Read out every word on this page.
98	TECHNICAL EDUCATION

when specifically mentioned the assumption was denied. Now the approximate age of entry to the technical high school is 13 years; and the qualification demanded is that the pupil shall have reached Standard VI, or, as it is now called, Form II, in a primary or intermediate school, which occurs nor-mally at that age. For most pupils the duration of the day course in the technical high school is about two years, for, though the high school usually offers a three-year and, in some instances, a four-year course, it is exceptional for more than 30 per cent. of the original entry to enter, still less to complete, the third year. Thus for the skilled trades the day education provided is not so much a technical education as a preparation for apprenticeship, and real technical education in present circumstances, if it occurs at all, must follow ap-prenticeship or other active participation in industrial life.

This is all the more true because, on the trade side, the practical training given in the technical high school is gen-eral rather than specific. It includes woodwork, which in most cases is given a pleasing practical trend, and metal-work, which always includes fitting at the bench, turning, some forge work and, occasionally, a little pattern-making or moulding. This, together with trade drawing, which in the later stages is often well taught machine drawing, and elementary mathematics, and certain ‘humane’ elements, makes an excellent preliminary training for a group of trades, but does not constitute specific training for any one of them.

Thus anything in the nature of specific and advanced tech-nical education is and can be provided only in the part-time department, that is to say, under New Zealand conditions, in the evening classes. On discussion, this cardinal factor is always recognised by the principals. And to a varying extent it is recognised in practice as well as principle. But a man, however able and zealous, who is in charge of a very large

• WHAT THE TASK REQUIRES: Copy all data exactly, start to finish.

• RIGHT ANSWER:
Read out every word on this page.
98	TECHNICAL EDUCATION

when specifically mentioned the assumption was denied. Now the approximate age of entry to the technical high school is 13 years; and the qualification demanded is that the pupil shall have reached Standard VI, or, as it is now called, Form II, in a primary or intermediate school, which occurs nor-mally at that age. For most pupils the duration of the day course in the technical high school is about two years, for, though the high school usually offers a three-year and, in some instances, a four-year course, it is exceptional for more than 30 per cent. of the original entry to enter, still less to complete, the third year. Thus for the skilled trades the day education provided is not so much a technical education as a preparation for apprenticeship, and real technical education in present circumstances, if it occurs at all, must follow ap-prenticeship or other active participation in industrial life.

This is all the more true because, on the trade side, the practical training given in the technical high school is gen-eral rather than specific. It includes woodwork, which in most cases is given a pleasing practical trend, and metal-work, which always includes fitting at the bench, turning, some forge work and, occasionally, a little pattern-making or moulding. This, together with trade drawing, which in the later stages is often well taught machine drawing, and elementary mathematics, and certain ‘humane’ elements, makes an excellent preliminary training for a group of trades, but does not constitute specific training for any one of them.

Thus anything in the nature of specific and advanced tech-nical education is and can be provided only in the part-time department, that is to say, under New Zealand conditions, in the evening classes. On discussion, this cardinal factor is always recognised by the principals. And to a varying extent it is recognised in practice as well as principle. But a man, however able and zealous, who is in charge of a very large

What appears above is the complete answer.